>>
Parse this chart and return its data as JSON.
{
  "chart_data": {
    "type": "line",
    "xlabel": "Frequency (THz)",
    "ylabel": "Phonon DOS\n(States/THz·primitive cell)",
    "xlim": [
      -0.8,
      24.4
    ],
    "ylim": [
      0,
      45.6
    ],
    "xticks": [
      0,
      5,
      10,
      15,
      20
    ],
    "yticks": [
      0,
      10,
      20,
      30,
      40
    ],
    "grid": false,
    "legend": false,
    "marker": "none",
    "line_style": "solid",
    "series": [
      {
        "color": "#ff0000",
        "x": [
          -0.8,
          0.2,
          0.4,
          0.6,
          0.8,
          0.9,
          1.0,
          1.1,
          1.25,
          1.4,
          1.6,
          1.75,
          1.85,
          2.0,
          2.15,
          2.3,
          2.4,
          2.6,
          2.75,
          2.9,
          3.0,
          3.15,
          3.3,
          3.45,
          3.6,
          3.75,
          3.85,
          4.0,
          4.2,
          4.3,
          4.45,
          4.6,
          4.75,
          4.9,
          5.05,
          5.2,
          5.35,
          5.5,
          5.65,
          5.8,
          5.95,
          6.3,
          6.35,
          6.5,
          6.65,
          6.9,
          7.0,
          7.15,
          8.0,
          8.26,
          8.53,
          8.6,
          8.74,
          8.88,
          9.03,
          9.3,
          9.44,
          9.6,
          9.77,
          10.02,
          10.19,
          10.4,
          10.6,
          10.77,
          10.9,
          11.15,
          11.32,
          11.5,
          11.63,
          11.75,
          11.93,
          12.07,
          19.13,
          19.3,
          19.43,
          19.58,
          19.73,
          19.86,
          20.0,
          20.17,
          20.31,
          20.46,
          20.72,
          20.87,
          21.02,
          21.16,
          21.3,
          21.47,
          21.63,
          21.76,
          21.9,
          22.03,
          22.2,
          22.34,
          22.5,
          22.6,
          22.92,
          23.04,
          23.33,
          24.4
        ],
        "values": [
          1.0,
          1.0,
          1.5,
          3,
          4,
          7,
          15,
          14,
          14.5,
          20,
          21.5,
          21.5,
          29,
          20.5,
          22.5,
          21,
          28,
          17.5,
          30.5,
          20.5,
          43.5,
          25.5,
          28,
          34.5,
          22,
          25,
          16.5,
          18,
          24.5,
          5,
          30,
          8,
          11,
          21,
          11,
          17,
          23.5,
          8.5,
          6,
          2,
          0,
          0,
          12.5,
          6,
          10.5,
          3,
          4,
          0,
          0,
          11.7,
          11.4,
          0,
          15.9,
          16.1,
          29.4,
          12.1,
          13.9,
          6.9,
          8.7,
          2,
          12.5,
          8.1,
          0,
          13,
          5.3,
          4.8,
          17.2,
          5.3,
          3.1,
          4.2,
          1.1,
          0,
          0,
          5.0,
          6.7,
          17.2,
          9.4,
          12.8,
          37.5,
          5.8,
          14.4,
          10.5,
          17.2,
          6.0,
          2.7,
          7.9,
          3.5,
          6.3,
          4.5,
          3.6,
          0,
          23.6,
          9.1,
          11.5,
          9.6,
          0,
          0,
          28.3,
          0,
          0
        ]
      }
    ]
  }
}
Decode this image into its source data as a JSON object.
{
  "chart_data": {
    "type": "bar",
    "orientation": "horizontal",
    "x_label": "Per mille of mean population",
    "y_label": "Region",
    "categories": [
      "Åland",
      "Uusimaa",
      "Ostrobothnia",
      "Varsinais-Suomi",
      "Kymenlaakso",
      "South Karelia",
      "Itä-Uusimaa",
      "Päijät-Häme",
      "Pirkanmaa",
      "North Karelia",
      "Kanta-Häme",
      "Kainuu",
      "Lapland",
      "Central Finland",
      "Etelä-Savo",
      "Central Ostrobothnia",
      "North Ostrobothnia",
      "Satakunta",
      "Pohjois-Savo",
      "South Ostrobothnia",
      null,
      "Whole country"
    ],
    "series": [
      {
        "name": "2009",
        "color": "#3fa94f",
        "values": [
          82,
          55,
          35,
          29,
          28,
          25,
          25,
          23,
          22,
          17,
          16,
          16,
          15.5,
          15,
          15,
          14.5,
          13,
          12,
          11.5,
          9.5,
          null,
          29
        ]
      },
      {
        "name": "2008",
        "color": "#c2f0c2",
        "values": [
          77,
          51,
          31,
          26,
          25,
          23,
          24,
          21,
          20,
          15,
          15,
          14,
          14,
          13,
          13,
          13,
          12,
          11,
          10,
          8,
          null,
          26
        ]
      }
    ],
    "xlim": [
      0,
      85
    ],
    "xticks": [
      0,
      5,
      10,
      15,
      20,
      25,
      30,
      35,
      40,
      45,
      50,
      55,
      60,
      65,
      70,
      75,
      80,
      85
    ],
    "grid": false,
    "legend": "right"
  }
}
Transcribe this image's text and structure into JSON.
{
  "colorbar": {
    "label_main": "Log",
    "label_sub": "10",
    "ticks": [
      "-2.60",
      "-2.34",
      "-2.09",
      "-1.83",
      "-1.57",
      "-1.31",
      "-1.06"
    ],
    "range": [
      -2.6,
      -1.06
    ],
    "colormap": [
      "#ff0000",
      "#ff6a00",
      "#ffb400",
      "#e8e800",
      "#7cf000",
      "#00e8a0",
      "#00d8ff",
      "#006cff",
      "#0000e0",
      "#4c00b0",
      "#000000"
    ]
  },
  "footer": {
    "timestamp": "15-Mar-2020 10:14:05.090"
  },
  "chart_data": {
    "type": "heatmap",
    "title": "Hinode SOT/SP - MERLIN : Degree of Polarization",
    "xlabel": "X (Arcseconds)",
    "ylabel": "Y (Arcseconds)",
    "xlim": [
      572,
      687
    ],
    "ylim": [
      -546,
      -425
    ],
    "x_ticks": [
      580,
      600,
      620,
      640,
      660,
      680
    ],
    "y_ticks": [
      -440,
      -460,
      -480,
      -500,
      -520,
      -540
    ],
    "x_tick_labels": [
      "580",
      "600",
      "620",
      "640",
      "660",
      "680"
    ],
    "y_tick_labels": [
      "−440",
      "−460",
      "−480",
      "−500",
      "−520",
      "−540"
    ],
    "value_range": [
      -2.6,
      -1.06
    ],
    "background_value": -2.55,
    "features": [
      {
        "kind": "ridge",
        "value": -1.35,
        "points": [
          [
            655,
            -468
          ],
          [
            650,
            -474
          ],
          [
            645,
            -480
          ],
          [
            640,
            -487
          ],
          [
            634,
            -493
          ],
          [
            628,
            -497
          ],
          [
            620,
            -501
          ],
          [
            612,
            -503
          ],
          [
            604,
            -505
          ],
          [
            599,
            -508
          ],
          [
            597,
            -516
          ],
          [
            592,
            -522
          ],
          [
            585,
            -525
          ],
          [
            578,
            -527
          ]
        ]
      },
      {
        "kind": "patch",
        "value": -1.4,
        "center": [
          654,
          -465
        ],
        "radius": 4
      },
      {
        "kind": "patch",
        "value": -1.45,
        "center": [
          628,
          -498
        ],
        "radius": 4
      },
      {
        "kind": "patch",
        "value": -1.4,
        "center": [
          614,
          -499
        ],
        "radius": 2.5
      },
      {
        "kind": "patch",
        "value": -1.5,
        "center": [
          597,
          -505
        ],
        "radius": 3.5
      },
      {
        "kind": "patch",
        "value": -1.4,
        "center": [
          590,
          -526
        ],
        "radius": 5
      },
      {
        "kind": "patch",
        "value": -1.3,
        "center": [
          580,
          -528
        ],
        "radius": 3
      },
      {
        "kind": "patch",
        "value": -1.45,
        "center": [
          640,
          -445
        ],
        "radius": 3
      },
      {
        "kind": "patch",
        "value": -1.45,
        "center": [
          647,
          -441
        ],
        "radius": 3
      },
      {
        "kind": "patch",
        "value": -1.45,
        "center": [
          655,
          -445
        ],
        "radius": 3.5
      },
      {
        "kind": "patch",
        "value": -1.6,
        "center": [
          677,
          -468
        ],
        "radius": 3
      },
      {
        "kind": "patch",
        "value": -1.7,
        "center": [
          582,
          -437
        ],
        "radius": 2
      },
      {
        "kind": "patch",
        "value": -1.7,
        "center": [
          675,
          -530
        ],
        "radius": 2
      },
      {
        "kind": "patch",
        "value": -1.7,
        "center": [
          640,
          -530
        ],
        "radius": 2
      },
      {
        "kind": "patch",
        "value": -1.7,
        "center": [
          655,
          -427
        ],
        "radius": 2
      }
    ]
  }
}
<<
◆ **Requirements**
Find and copy every line in the entries above where the string "Ostrobothnia" occurs.

◆ **Solution for this exercise**
      "Ostrobothnia",
      "Central Ostrobothnia",
      "North Ostrobothnia",
      "South Ostrobothnia",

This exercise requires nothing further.